# [Problem]
Give all of the lines again, with nothing added or dropped.

Excerpts from a figure dataset:
=======

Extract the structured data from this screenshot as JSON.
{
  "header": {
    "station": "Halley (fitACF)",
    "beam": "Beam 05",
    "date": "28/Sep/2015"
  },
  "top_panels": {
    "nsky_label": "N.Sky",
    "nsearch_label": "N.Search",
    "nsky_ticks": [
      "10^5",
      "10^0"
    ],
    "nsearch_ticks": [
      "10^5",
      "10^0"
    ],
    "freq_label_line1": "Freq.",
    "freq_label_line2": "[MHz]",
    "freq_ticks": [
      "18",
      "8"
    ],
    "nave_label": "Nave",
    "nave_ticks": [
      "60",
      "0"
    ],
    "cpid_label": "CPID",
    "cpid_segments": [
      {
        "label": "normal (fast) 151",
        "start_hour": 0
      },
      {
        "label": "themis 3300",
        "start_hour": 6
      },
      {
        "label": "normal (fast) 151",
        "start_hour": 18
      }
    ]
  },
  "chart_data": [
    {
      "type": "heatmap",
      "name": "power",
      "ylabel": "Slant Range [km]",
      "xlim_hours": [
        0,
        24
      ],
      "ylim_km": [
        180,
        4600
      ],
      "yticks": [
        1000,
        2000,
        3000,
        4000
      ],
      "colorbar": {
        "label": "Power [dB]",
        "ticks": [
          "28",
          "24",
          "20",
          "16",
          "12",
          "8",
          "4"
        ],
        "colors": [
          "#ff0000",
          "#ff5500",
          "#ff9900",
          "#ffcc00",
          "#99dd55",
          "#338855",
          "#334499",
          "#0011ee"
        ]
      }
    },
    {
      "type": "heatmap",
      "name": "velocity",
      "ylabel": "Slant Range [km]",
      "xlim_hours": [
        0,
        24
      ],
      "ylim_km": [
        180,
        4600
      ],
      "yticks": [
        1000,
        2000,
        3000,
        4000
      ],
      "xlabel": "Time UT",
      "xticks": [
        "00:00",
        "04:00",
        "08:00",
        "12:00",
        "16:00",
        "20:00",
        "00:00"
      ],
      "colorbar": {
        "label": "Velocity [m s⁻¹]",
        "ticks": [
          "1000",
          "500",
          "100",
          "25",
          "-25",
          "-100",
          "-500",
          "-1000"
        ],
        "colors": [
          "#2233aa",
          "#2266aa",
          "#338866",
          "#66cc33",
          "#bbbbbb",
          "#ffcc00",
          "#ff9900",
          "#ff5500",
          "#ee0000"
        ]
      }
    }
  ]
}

=======

# [Exercise answer]
Extract the structured data from this screenshot as JSON.
{
  "header": {
    "station": "Halley (fitACF)",
    "beam": "Beam 05",
    "date": "28/Sep/2015"
  },
  "top_panels": {
    "nsky_label": "N.Sky",
    "nsearch_label": "N.Search",
    "nsky_ticks": [
      "10^5",
      "10^0"
    ],
    "nsearch_ticks": [
      "10^5",
      "10^0"
    ],
    "freq_label_line1": "Freq.",
    "freq_label_line2": "[MHz]",
    "freq_ticks": [
      "18",
      "8"
    ],
    "nave_label": "Nave",
    "nave_ticks": [
      "60",
      "0"
    ],
    "cpid_label": "CPID",
    "cpid_segments": [
      {
        "label": "normal (fast) 151",
        "start_hour": 0
      },
      {
        "label": "themis 3300",
        "start_hour": 6
      },
      {
        "label": "normal (fast) 151",
        "start_hour": 18
      }
    ]
  },
  "chart_data": [
    {
      "type": "heatmap",
      "name": "power",
      "ylabel": "Slant Range [km]",
      "xlim_hours": [
        0,
        24
      ],
      "ylim_km": [
        180,
        4600
      ],
      "yticks": [
        1000,
        2000,
        3000,
        4000
      ],
      "colorbar": {
        "label": "Power [dB]",
        "ticks": [
          "28",
          "24",
          "20",
          "16",
          "12",
          "8",
          "4"
        ],
        "colors": [
          "#ff0000",
          "#ff5500",
          "#ff9900",
          "#ffcc00",
          "#99dd55",
          "#338855",
          "#334499",
          "#0011ee"
        ]
      }
    },
    {
      "type": "heatmap",
      "name": "velocity",
      "ylabel": "Slant Range [km]",
      "xlim_hours": [
        0,
        24
      ],
      "ylim_km": [
        180,
        4600
      ],
      "yticks": [
        1000,
        2000,
        3000,
        4000
      ],
      "xlabel": "Time UT",
      "xticks": [
        "00:00",
        "04:00",
        "08:00",
        "12:00",
        "16:00",
        "20:00",
        "00:00"
      ],
      "colorbar": {
        "label": "Velocity [m s⁻¹]",
        "ticks": [
          "1000",
          "500",
          "100",
          "25",
          "-25",
          "-100",
          "-500",
          "-1000"
        ],
        "colors": [
          "#2233aa",
          "#2266aa",
          "#338866",
          "#66cc33",
          "#bbbbbb",
          "#ffcc00",
          "#ff9900",
          "#ff5500",
          "#ee0000"
        ]
      }
    }
  ]
}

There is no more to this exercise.